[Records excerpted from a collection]
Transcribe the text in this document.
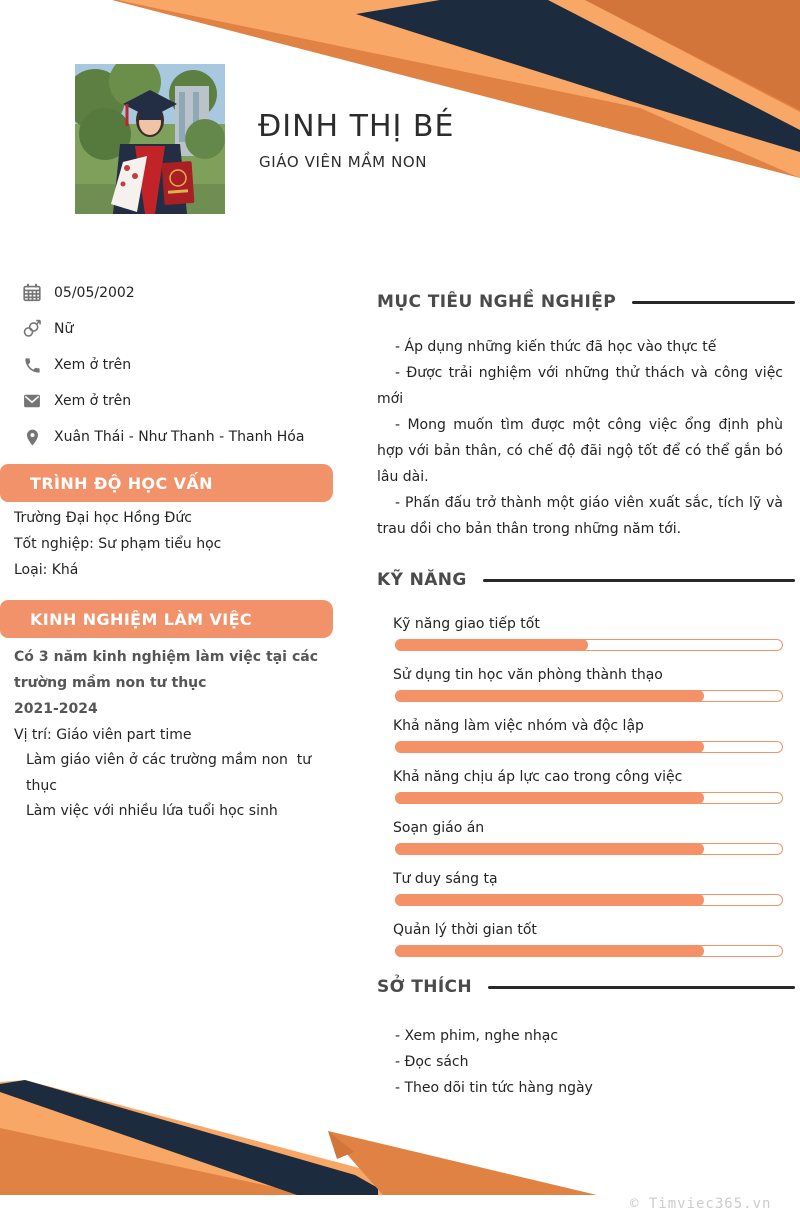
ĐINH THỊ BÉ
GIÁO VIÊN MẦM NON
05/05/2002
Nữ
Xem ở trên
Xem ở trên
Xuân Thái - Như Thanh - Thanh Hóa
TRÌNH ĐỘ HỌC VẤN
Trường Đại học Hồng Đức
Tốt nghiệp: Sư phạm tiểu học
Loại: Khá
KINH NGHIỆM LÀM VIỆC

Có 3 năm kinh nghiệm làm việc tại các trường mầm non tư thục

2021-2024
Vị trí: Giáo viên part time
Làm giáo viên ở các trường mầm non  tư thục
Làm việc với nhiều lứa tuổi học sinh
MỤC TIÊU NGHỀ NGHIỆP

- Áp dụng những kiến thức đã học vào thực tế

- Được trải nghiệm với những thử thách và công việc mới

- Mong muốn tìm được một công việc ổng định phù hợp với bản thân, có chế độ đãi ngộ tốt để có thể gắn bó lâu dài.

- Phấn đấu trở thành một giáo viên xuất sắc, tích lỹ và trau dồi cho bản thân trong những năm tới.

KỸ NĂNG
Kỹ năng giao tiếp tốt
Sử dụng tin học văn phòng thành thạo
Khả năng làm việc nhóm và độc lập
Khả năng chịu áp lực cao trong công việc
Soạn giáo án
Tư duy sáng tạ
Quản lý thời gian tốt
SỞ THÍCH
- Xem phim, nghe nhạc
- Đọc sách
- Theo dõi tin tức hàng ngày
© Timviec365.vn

...

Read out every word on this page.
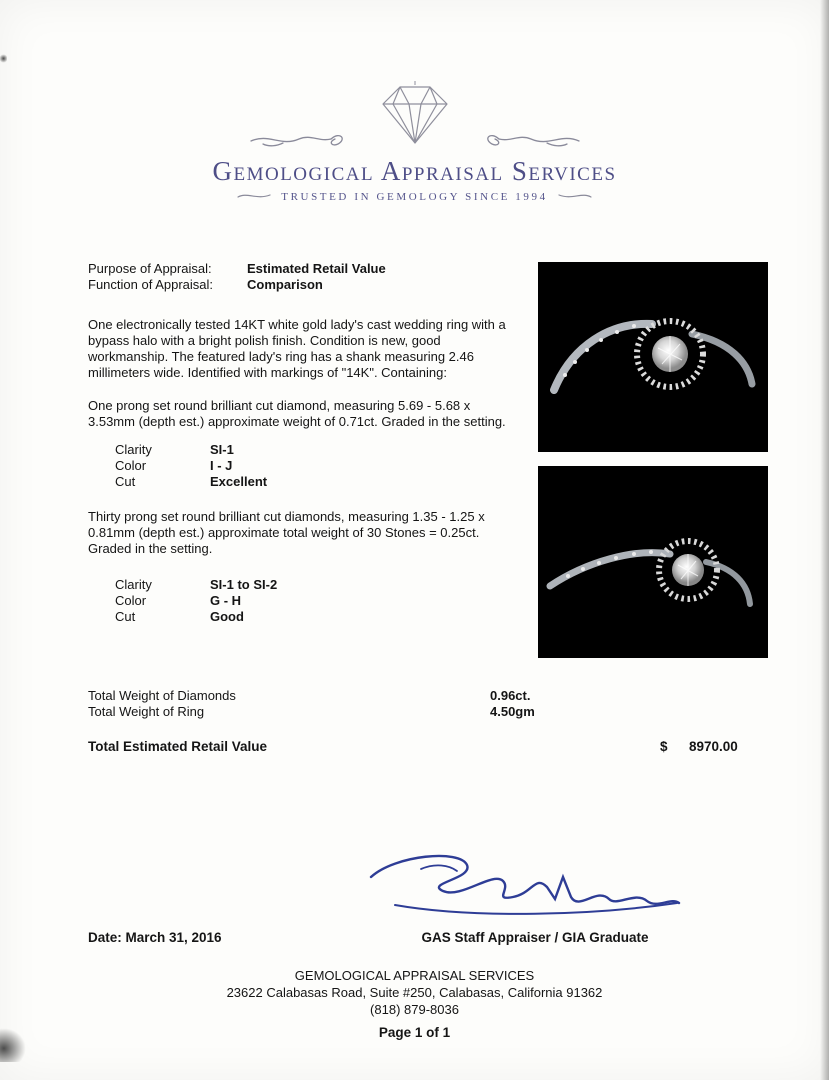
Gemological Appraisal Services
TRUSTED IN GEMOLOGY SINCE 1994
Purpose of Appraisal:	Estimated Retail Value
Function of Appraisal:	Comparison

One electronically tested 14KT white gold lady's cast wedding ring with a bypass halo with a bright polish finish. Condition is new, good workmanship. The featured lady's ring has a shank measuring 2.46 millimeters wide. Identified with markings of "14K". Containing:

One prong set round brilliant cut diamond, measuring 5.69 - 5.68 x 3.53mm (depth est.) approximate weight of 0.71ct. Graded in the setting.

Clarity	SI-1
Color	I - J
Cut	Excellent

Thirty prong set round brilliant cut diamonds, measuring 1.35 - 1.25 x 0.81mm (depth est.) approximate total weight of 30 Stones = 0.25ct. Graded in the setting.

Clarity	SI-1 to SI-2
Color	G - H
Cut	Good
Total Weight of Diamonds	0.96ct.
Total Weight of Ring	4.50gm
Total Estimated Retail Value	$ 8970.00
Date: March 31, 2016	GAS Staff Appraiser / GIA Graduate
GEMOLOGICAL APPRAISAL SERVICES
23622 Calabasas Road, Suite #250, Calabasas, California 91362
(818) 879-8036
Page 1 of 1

(Directions for this task) Search the entries for the word "setting" and copy every line that has it.

(Finished exercise)
One prong set round brilliant cut diamond, measuring 5.69 - 5.68 x 3.53mm (depth est.) approximate weight of 0.71ct. Graded in the setting.
Thirty prong set round brilliant cut diamonds, measuring 1.35 - 1.25 x 0.81mm (depth est.) approximate total weight of 30 Stones = 0.25ct. Graded in the setting.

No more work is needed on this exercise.